§ **Task goal**: Each line should be copied exactly.

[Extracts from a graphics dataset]
***

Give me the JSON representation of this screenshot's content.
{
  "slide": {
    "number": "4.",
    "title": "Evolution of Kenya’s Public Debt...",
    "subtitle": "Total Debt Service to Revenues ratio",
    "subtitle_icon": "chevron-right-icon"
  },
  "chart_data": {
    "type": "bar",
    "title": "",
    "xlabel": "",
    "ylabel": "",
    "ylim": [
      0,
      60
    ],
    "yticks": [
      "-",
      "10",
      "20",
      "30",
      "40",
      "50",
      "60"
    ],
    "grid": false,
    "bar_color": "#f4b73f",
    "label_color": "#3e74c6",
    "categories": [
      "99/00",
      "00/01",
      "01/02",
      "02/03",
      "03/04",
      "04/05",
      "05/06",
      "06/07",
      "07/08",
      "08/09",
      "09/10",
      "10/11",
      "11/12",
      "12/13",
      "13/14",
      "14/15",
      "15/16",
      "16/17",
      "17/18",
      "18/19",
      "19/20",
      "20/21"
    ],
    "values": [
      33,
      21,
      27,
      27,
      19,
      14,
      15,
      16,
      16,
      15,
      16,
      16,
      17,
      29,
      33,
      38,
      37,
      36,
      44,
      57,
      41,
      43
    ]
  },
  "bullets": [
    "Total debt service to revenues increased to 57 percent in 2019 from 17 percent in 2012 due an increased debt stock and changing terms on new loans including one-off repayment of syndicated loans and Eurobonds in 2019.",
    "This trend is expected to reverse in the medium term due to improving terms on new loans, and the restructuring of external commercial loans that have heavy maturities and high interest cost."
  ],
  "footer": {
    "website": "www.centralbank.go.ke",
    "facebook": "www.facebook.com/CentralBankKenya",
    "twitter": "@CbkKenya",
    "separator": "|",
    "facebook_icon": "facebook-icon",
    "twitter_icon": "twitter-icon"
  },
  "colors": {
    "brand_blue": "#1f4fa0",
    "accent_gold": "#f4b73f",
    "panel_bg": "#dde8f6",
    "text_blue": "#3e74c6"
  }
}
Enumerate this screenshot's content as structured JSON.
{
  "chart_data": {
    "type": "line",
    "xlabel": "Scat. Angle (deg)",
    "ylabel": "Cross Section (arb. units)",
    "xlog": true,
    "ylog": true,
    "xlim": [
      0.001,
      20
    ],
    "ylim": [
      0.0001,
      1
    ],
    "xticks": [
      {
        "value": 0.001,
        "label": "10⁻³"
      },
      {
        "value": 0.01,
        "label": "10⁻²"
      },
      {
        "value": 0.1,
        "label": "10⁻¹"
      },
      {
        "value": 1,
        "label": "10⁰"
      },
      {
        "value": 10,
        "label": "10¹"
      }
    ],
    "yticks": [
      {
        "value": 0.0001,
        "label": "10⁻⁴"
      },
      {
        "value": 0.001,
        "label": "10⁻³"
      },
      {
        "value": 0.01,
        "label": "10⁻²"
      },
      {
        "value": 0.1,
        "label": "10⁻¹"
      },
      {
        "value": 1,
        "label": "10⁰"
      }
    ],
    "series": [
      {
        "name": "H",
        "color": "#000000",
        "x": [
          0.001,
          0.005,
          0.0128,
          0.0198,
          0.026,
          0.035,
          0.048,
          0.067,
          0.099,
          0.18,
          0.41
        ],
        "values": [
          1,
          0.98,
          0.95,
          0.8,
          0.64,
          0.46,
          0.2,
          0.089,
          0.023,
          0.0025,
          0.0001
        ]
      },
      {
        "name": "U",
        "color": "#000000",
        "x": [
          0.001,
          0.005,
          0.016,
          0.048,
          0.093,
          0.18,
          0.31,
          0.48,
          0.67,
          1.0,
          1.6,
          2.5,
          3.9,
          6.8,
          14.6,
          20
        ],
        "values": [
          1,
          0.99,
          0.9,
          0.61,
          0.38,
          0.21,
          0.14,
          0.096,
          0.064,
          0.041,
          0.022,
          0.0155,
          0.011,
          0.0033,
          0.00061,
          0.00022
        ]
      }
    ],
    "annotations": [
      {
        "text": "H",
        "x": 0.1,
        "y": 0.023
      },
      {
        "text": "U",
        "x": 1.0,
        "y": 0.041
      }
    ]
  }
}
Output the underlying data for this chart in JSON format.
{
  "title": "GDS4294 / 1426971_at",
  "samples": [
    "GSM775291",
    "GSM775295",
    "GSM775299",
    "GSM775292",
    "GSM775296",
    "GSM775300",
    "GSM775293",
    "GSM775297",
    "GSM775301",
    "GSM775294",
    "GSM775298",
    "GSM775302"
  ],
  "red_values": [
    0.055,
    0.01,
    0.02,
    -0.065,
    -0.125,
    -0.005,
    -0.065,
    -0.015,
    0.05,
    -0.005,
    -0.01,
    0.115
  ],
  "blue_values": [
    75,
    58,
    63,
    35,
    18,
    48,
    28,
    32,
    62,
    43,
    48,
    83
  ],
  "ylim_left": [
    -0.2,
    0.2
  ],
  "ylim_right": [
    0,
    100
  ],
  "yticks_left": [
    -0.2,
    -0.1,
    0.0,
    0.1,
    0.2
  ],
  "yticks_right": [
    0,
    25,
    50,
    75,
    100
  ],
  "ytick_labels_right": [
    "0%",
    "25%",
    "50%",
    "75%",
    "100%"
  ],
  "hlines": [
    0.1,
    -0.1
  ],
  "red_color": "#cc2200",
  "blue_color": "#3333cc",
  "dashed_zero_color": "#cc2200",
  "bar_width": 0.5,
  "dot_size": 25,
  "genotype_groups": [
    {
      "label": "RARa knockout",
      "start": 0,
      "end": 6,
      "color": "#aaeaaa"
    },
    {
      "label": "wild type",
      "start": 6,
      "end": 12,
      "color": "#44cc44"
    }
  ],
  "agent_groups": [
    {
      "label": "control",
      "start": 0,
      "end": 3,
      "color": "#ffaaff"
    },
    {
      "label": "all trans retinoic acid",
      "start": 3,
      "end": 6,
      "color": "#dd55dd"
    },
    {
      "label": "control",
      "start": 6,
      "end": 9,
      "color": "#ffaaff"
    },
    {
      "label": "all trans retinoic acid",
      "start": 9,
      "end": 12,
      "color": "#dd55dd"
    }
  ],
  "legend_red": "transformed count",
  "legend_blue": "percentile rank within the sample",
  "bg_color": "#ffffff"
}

***

§ **Result**:
Give me the JSON representation of this screenshot's content.
{
  "slide": {
    "number": "4.",
    "title": "Evolution of Kenya’s Public Debt...",
    "subtitle": "Total Debt Service to Revenues ratio",
    "subtitle_icon": "chevron-right-icon"
  },
  "chart_data": {
    "type": "bar",
    "title": "",
    "xlabel": "",
    "ylabel": "",
    "ylim": [
      0,
      60
    ],
    "yticks": [
      "-",
      "10",
      "20",
      "30",
      "40",
      "50",
      "60"
    ],
    "grid": false,
    "bar_color": "#f4b73f",
    "label_color": "#3e74c6",
    "categories": [
      "99/00",
      "00/01",
      "01/02",
      "02/03",
      "03/04",
      "04/05",
      "05/06",
      "06/07",
      "07/08",
      "08/09",
      "09/10",
      "10/11",
      "11/12",
      "12/13",
      "13/14",
      "14/15",
      "15/16",
      "16/17",
      "17/18",
      "18/19",
      "19/20",
      "20/21"
    ],
    "values": [
      33,
      21,
      27,
      27,
      19,
      14,
      15,
      16,
      16,
      15,
      16,
      16,
      17,
      29,
      33,
      38,
      37,
      36,
      44,
      57,
      41,
      43
    ]
  },
  "bullets": [
    "Total debt service to revenues increased to 57 percent in 2019 from 17 percent in 2012 due an increased debt stock and changing terms on new loans including one-off repayment of syndicated loans and Eurobonds in 2019.",
    "This trend is expected to reverse in the medium term due to improving terms on new loans, and the restructuring of external commercial loans that have heavy maturities and high interest cost."
  ],
  "footer": {
    "website": "www.centralbank.go.ke",
    "facebook": "www.facebook.com/CentralBankKenya",
    "twitter": "@CbkKenya",
    "separator": "|",
    "facebook_icon": "facebook-icon",
    "twitter_icon": "twitter-icon"
  },
  "colors": {
    "brand_blue": "#1f4fa0",
    "accent_gold": "#f4b73f",
    "panel_bg": "#dde8f6",
    "text_blue": "#3e74c6"
  }
}
Enumerate this screenshot's content as structured JSON.
{
  "chart_data": {
    "type": "line",
    "xlabel": "Scat. Angle (deg)",
    "ylabel": "Cross Section (arb. units)",
    "xlog": true,
    "ylog": true,
    "xlim": [
      0.001,
      20
    ],
    "ylim": [
      0.0001,
      1
    ],
    "xticks": [
      {
        "value": 0.001,
        "label": "10⁻³"
      },
      {
        "value": 0.01,
        "label": "10⁻²"
      },
      {
        "value": 0.1,
        "label": "10⁻¹"
      },
      {
        "value": 1,
        "label": "10⁰"
      },
      {
        "value": 10,
        "label": "10¹"
      }
    ],
    "yticks": [
      {
        "value": 0.0001,
        "label": "10⁻⁴"
      },
      {
        "value": 0.001,
        "label": "10⁻³"
      },
      {
        "value": 0.01,
        "label": "10⁻²"
      },
      {
        "value": 0.1,
        "label": "10⁻¹"
      },
      {
        "value": 1,
        "label": "10⁰"
      }
    ],
    "series": [
      {
        "name": "H",
        "color": "#000000",
        "x": [
          0.001,
          0.005,
          0.0128,
          0.0198,
          0.026,
          0.035,
          0.048,
          0.067,
          0.099,
          0.18,
          0.41
        ],
        "values": [
          1,
          0.98,
          0.95,
          0.8,
          0.64,
          0.46,
          0.2,
          0.089,
          0.023,
          0.0025,
          0.0001
        ]
      },
      {
        "name": "U",
        "color": "#000000",
        "x": [
          0.001,
          0.005,
          0.016,
          0.048,
          0.093,
          0.18,
          0.31,
          0.48,
          0.67,
          1.0,
          1.6,
          2.5,
          3.9,
          6.8,
          14.6,
          20
        ],
        "values": [
          1,
          0.99,
          0.9,
          0.61,
          0.38,
          0.21,
          0.14,
          0.096,
          0.064,
          0.041,
          0.022,
          0.0155,
          0.011,
          0.0033,
          0.00061,
          0.00022
        ]
      }
    ],
    "annotations": [
      {
        "text": "H",
        "x": 0.1,
        "y": 0.023
      },
      {
        "text": "U",
        "x": 1.0,
        "y": 0.041
      }
    ]
  }
}
Output the underlying data for this chart in JSON format.
{
  "title": "GDS4294 / 1426971_at",
  "samples": [
    "GSM775291",
    "GSM775295",
    "GSM775299",
    "GSM775292",
    "GSM775296",
    "GSM775300",
    "GSM775293",
    "GSM775297",
    "GSM775301",
    "GSM775294",
    "GSM775298",
    "GSM775302"
  ],
  "red_values": [
    0.055,
    0.01,
    0.02,
    -0.065,
    -0.125,
    -0.005,
    -0.065,
    -0.015,
    0.05,
    -0.005,
    -0.01,
    0.115
  ],
  "blue_values": [
    75,
    58,
    63,
    35,
    18,
    48,
    28,
    32,
    62,
    43,
    48,
    83
  ],
  "ylim_left": [
    -0.2,
    0.2
  ],
  "ylim_right": [
    0,
    100
  ],
  "yticks_left": [
    -0.2,
    -0.1,
    0.0,
    0.1,
    0.2
  ],
  "yticks_right": [
    0,
    25,
    50,
    75,
    100
  ],
  "ytick_labels_right": [
    "0%",
    "25%",
    "50%",
    "75%",
    "100%"
  ],
  "hlines": [
    0.1,
    -0.1
  ],
  "red_color": "#cc2200",
  "blue_color": "#3333cc",
  "dashed_zero_color": "#cc2200",
  "bar_width": 0.5,
  "dot_size": 25,
  "genotype_groups": [
    {
      "label": "RARa knockout",
      "start": 0,
      "end": 6,
      "color": "#aaeaaa"
    },
    {
      "label": "wild type",
      "start": 6,
      "end": 12,
      "color": "#44cc44"
    }
  ],
  "agent_groups": [
    {
      "label": "control",
      "start": 0,
      "end": 3,
      "color": "#ffaaff"
    },
    {
      "label": "all trans retinoic acid",
      "start": 3,
      "end": 6,
      "color": "#dd55dd"
    },
    {
      "label": "control",
      "start": 6,
      "end": 9,
      "color": "#ffaaff"
    },
    {
      "label": "all trans retinoic acid",
      "start": 9,
      "end": 12,
      "color": "#dd55dd"
    }
  ],
  "legend_red": "transformed count",
  "legend_blue": "percentile rank within the sample",
  "bg_color": "#ffffff"
}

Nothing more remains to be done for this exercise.